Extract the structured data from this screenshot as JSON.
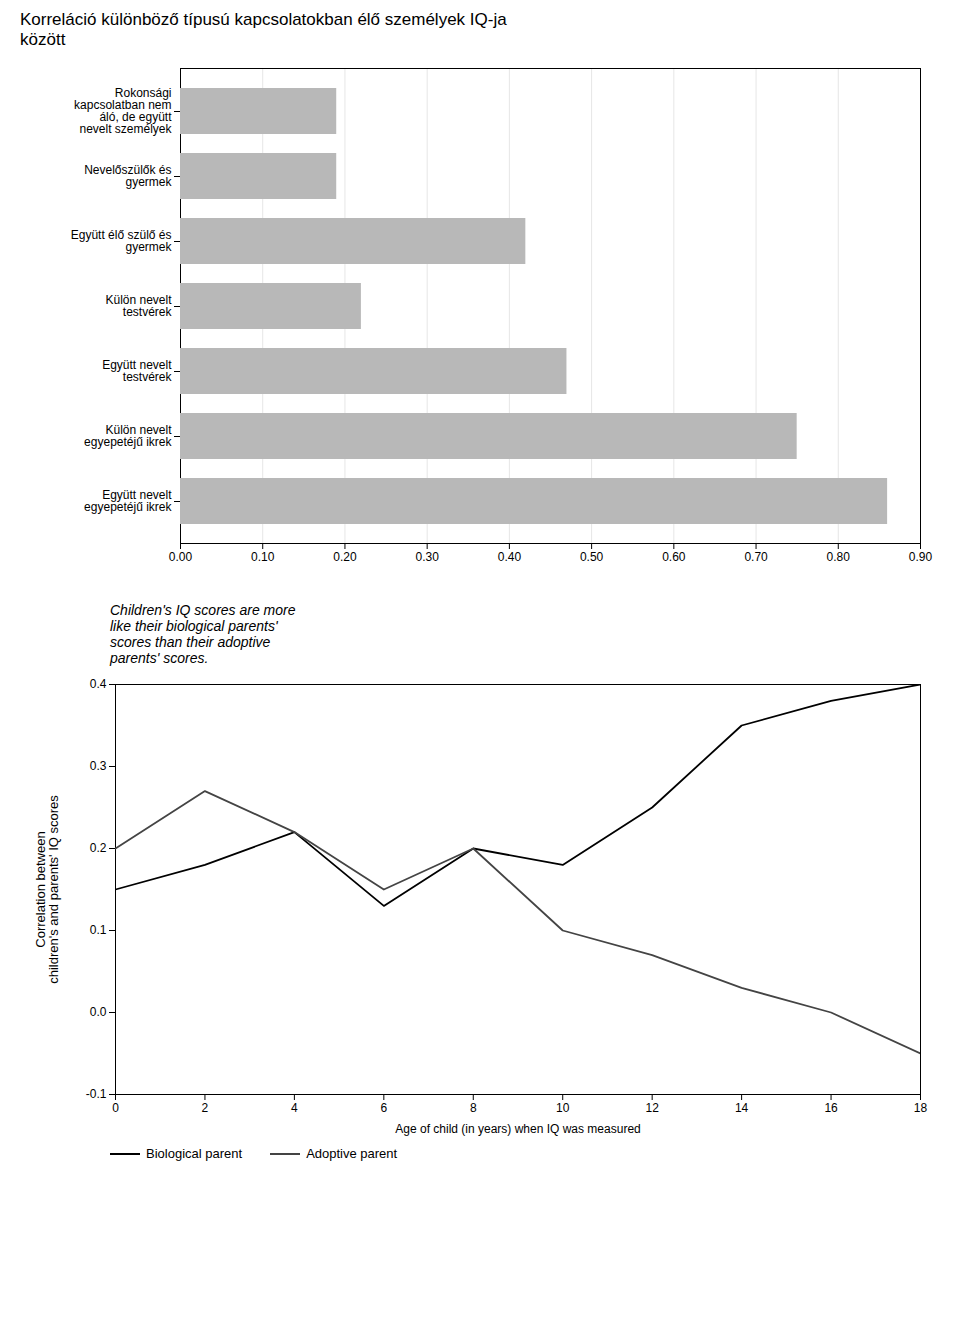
{
  "chart_data": [
    {
      "type": "bar",
      "orientation": "horizontal",
      "title": "Korreláció különböző típusú kapcsolatokban élő személyek IQ-ja\nközött",
      "categories": [
        "Rokonsági\nkapcsolatban nem\náló, de együtt\nnevelt személyek",
        "Nevelőszülők és\ngyermek",
        "Együtt élő szülő és\ngyermek",
        "Külön nevelt\ntestvérek",
        "Együtt nevelt\ntestvérek",
        "Külön nevelt\negyepetéjű ikrek",
        "Együtt nevelt\negyepetéjű ikrek"
      ],
      "values": [
        0.19,
        0.19,
        0.42,
        0.22,
        0.47,
        0.75,
        0.86
      ],
      "color": "#b8b8b8",
      "xlim": [
        0,
        0.9
      ],
      "xticks": [
        {
          "value": 0.0,
          "label": "0.00"
        },
        {
          "value": 0.1,
          "label": "0.10"
        },
        {
          "value": 0.2,
          "label": "0.20"
        },
        {
          "value": 0.3,
          "label": "0.30"
        },
        {
          "value": 0.4,
          "label": "0.40"
        },
        {
          "value": 0.5,
          "label": "0.50"
        },
        {
          "value": 0.6,
          "label": "0.60"
        },
        {
          "value": 0.7,
          "label": "0.70"
        },
        {
          "value": 0.8,
          "label": "0.80"
        },
        {
          "value": 0.9,
          "label": "0.90"
        }
      ],
      "grid": true
    },
    {
      "type": "line",
      "annotation": "Children's IQ scores are more\nlike their biological parents'\nscores than their adoptive\nparents' scores.",
      "xlabel": "Age of child (in years) when IQ was measured",
      "ylabel": "Correlation between\nchildren's and parents' IQ scores",
      "x": [
        0,
        2,
        4,
        6,
        8,
        10,
        12,
        14,
        16,
        18
      ],
      "series": [
        {
          "name": "Biological parent",
          "color": "#000000",
          "values": [
            0.15,
            0.18,
            0.22,
            0.13,
            0.2,
            0.18,
            0.25,
            0.35,
            0.38,
            0.4
          ]
        },
        {
          "name": "Adoptive parent",
          "color": "#444444",
          "values": [
            0.2,
            0.27,
            0.22,
            0.15,
            0.2,
            0.1,
            0.07,
            0.03,
            0.0,
            -0.05
          ]
        }
      ],
      "xlim": [
        0,
        18
      ],
      "xticks": [
        0,
        2,
        4,
        6,
        8,
        10,
        12,
        14,
        16,
        18
      ],
      "ylim": [
        -0.1,
        0.4
      ],
      "yticks": [
        -0.1,
        {
          "value": 0,
          "label": "0.0"
        },
        0.1,
        0.2,
        0.3,
        0.4
      ],
      "grid": false,
      "legend": "bottom"
    }
  ]
}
##############################
= Task instructions =
Copy every line above word for word and exclude the pictures.

= Full answer =
Extract the structured data from this screenshot as JSON.
{
  "chart_data": [
    {
      "type": "bar",
      "orientation": "horizontal",
      "title": "Korreláció különböző típusú kapcsolatokban élő személyek IQ-ja\nközött",
      "categories": [
        "Rokonsági\nkapcsolatban nem\náló, de együtt\nnevelt személyek",
        "Nevelőszülők és\ngyermek",
        "Együtt élő szülő és\ngyermek",
        "Külön nevelt\ntestvérek",
        "Együtt nevelt\ntestvérek",
        "Külön nevelt\negyepetéjű ikrek",
        "Együtt nevelt\negyepetéjű ikrek"
      ],
      "values": [
        0.19,
        0.19,
        0.42,
        0.22,
        0.47,
        0.75,
        0.86
      ],
      "color": "#b8b8b8",
      "xlim": [
        0,
        0.9
      ],
      "xticks": [
        {
          "value": 0.0,
          "label": "0.00"
        },
        {
          "value": 0.1,
          "label": "0.10"
        },
        {
          "value": 0.2,
          "label": "0.20"
        },
        {
          "value": 0.3,
          "label": "0.30"
        },
        {
          "value": 0.4,
          "label": "0.40"
        },
        {
          "value": 0.5,
          "label": "0.50"
        },
        {
          "value": 0.6,
          "label": "0.60"
        },
        {
          "value": 0.7,
          "label": "0.70"
        },
        {
          "value": 0.8,
          "label": "0.80"
        },
        {
          "value": 0.9,
          "label": "0.90"
        }
      ],
      "grid": true
    },
    {
      "type": "line",
      "annotation": "Children's IQ scores are more\nlike their biological parents'\nscores than their adoptive\nparents' scores.",
      "xlabel": "Age of child (in years) when IQ was measured",
      "ylabel": "Correlation between\nchildren's and parents' IQ scores",
      "x": [
        0,
        2,
        4,
        6,
        8,
        10,
        12,
        14,
        16,
        18
      ],
      "series": [
        {
          "name": "Biological parent",
          "color": "#000000",
          "values": [
            0.15,
            0.18,
            0.22,
            0.13,
            0.2,
            0.18,
            0.25,
            0.35,
            0.38,
            0.4
          ]
        },
        {
          "name": "Adoptive parent",
          "color": "#444444",
          "values": [
            0.2,
            0.27,
            0.22,
            0.15,
            0.2,
            0.1,
            0.07,
            0.03,
            0.0,
            -0.05
          ]
        }
      ],
      "xlim": [
        0,
        18
      ],
      "xticks": [
        0,
        2,
        4,
        6,
        8,
        10,
        12,
        14,
        16,
        18
      ],
      "ylim": [
        -0.1,
        0.4
      ],
      "yticks": [
        -0.1,
        {
          "value": 0,
          "label": "0.0"
        },
        0.1,
        0.2,
        0.3,
        0.4
      ],
      "grid": false,
      "legend": "bottom"
    }
  ]
}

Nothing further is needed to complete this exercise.